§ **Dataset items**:
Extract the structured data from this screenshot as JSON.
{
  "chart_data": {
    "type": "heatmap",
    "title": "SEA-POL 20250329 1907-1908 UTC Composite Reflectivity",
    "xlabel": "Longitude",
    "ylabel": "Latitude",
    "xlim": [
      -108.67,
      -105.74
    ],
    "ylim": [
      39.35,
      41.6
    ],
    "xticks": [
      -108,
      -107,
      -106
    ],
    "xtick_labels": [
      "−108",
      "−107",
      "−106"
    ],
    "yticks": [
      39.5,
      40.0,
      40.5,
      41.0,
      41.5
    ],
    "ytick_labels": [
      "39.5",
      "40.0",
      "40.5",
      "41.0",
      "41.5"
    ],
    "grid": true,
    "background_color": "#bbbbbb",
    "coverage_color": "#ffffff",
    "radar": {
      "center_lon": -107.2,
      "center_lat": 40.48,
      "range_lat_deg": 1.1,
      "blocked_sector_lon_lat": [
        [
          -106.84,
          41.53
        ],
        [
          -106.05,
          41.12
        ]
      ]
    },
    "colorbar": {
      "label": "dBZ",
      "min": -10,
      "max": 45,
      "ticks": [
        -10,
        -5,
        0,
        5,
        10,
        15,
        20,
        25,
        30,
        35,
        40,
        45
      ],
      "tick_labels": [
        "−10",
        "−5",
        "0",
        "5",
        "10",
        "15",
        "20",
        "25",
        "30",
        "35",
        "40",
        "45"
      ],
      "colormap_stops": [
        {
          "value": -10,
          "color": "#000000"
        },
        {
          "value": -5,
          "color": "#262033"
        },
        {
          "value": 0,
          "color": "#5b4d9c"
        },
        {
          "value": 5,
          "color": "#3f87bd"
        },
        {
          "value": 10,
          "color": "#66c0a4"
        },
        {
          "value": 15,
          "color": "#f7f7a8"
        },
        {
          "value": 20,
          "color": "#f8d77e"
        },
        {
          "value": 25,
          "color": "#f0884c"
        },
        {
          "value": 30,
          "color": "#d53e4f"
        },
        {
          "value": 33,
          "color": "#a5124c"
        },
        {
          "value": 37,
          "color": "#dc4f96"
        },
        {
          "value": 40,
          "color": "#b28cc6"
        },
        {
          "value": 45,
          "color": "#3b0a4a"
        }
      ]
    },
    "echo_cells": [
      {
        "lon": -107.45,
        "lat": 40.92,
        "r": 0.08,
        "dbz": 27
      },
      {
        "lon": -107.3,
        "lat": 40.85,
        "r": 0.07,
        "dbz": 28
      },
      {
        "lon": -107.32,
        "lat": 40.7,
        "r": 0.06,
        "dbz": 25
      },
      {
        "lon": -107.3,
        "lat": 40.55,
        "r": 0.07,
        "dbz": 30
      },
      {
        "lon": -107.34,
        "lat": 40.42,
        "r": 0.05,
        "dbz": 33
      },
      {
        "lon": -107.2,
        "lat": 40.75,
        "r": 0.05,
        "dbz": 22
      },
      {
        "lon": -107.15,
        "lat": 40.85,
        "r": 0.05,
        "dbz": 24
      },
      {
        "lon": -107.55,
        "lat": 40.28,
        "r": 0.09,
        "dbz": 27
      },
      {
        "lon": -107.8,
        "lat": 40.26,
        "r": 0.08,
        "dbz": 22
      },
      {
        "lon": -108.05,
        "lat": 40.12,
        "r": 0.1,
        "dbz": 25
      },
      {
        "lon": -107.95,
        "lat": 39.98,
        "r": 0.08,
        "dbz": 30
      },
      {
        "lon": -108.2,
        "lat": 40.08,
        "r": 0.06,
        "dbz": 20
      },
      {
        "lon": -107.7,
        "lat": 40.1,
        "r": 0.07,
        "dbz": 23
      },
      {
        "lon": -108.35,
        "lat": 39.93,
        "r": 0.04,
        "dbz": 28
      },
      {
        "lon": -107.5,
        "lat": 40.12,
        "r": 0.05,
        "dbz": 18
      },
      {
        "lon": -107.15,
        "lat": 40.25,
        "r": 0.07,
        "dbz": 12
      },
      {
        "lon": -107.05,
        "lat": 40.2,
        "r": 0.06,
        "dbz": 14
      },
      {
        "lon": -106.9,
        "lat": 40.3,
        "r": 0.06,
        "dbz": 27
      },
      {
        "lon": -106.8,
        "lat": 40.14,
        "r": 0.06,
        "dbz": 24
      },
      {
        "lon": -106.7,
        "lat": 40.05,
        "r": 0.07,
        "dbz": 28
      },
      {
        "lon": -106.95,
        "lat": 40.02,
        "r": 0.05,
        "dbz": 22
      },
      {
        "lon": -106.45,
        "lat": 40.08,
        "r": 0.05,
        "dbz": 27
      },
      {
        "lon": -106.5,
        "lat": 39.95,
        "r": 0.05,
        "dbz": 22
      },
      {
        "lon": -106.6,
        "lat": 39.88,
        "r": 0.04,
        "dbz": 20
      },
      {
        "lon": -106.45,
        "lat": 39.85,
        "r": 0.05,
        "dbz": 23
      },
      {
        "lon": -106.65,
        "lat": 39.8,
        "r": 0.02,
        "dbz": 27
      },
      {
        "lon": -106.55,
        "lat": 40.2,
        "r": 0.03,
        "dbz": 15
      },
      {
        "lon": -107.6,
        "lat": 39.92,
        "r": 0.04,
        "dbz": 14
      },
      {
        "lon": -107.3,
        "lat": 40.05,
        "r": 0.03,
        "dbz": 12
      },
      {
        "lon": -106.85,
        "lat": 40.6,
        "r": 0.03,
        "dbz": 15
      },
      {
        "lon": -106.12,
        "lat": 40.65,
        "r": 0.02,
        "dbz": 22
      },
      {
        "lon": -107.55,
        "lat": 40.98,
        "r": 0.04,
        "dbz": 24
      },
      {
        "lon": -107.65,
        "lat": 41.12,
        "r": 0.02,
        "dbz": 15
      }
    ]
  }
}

§ **What is asked**: Transcribe the material above word for word.

§ **The result**:
Extract the structured data from this screenshot as JSON.
{
  "chart_data": {
    "type": "heatmap",
    "title": "SEA-POL 20250329 1907-1908 UTC Composite Reflectivity",
    "xlabel": "Longitude",
    "ylabel": "Latitude",
    "xlim": [
      -108.67,
      -105.74
    ],
    "ylim": [
      39.35,
      41.6
    ],
    "xticks": [
      -108,
      -107,
      -106
    ],
    "xtick_labels": [
      "−108",
      "−107",
      "−106"
    ],
    "yticks": [
      39.5,
      40.0,
      40.5,
      41.0,
      41.5
    ],
    "ytick_labels": [
      "39.5",
      "40.0",
      "40.5",
      "41.0",
      "41.5"
    ],
    "grid": true,
    "background_color": "#bbbbbb",
    "coverage_color": "#ffffff",
    "radar": {
      "center_lon": -107.2,
      "center_lat": 40.48,
      "range_lat_deg": 1.1,
      "blocked_sector_lon_lat": [
        [
          -106.84,
          41.53
        ],
        [
          -106.05,
          41.12
        ]
      ]
    },
    "colorbar": {
      "label": "dBZ",
      "min": -10,
      "max": 45,
      "ticks": [
        -10,
        -5,
        0,
        5,
        10,
        15,
        20,
        25,
        30,
        35,
        40,
        45
      ],
      "tick_labels": [
        "−10",
        "−5",
        "0",
        "5",
        "10",
        "15",
        "20",
        "25",
        "30",
        "35",
        "40",
        "45"
      ],
      "colormap_stops": [
        {
          "value": -10,
          "color": "#000000"
        },
        {
          "value": -5,
          "color": "#262033"
        },
        {
          "value": 0,
          "color": "#5b4d9c"
        },
        {
          "value": 5,
          "color": "#3f87bd"
        },
        {
          "value": 10,
          "color": "#66c0a4"
        },
        {
          "value": 15,
          "color": "#f7f7a8"
        },
        {
          "value": 20,
          "color": "#f8d77e"
        },
        {
          "value": 25,
          "color": "#f0884c"
        },
        {
          "value": 30,
          "color": "#d53e4f"
        },
        {
          "value": 33,
          "color": "#a5124c"
        },
        {
          "value": 37,
          "color": "#dc4f96"
        },
        {
          "value": 40,
          "color": "#b28cc6"
        },
        {
          "value": 45,
          "color": "#3b0a4a"
        }
      ]
    },
    "echo_cells": [
      {
        "lon": -107.45,
        "lat": 40.92,
        "r": 0.08,
        "dbz": 27
      },
      {
        "lon": -107.3,
        "lat": 40.85,
        "r": 0.07,
        "dbz": 28
      },
      {
        "lon": -107.32,
        "lat": 40.7,
        "r": 0.06,
        "dbz": 25
      },
      {
        "lon": -107.3,
        "lat": 40.55,
        "r": 0.07,
        "dbz": 30
      },
      {
        "lon": -107.34,
        "lat": 40.42,
        "r": 0.05,
        "dbz": 33
      },
      {
        "lon": -107.2,
        "lat": 40.75,
        "r": 0.05,
        "dbz": 22
      },
      {
        "lon": -107.15,
        "lat": 40.85,
        "r": 0.05,
        "dbz": 24
      },
      {
        "lon": -107.55,
        "lat": 40.28,
        "r": 0.09,
        "dbz": 27
      },
      {
        "lon": -107.8,
        "lat": 40.26,
        "r": 0.08,
        "dbz": 22
      },
      {
        "lon": -108.05,
        "lat": 40.12,
        "r": 0.1,
        "dbz": 25
      },
      {
        "lon": -107.95,
        "lat": 39.98,
        "r": 0.08,
        "dbz": 30
      },
      {
        "lon": -108.2,
        "lat": 40.08,
        "r": 0.06,
        "dbz": 20
      },
      {
        "lon": -107.7,
        "lat": 40.1,
        "r": 0.07,
        "dbz": 23
      },
      {
        "lon": -108.35,
        "lat": 39.93,
        "r": 0.04,
        "dbz": 28
      },
      {
        "lon": -107.5,
        "lat": 40.12,
        "r": 0.05,
        "dbz": 18
      },
      {
        "lon": -107.15,
        "lat": 40.25,
        "r": 0.07,
        "dbz": 12
      },
      {
        "lon": -107.05,
        "lat": 40.2,
        "r": 0.06,
        "dbz": 14
      },
      {
        "lon": -106.9,
        "lat": 40.3,
        "r": 0.06,
        "dbz": 27
      },
      {
        "lon": -106.8,
        "lat": 40.14,
        "r": 0.06,
        "dbz": 24
      },
      {
        "lon": -106.7,
        "lat": 40.05,
        "r": 0.07,
        "dbz": 28
      },
      {
        "lon": -106.95,
        "lat": 40.02,
        "r": 0.05,
        "dbz": 22
      },
      {
        "lon": -106.45,
        "lat": 40.08,
        "r": 0.05,
        "dbz": 27
      },
      {
        "lon": -106.5,
        "lat": 39.95,
        "r": 0.05,
        "dbz": 22
      },
      {
        "lon": -106.6,
        "lat": 39.88,
        "r": 0.04,
        "dbz": 20
      },
      {
        "lon": -106.45,
        "lat": 39.85,
        "r": 0.05,
        "dbz": 23
      },
      {
        "lon": -106.65,
        "lat": 39.8,
        "r": 0.02,
        "dbz": 27
      },
      {
        "lon": -106.55,
        "lat": 40.2,
        "r": 0.03,
        "dbz": 15
      },
      {
        "lon": -107.6,
        "lat": 39.92,
        "r": 0.04,
        "dbz": 14
      },
      {
        "lon": -107.3,
        "lat": 40.05,
        "r": 0.03,
        "dbz": 12
      },
      {
        "lon": -106.85,
        "lat": 40.6,
        "r": 0.03,
        "dbz": 15
      },
      {
        "lon": -106.12,
        "lat": 40.65,
        "r": 0.02,
        "dbz": 22
      },
      {
        "lon": -107.55,
        "lat": 40.98,
        "r": 0.04,
        "dbz": 24
      },
      {
        "lon": -107.65,
        "lat": 41.12,
        "r": 0.02,
        "dbz": 15
      }
    ]
  }
}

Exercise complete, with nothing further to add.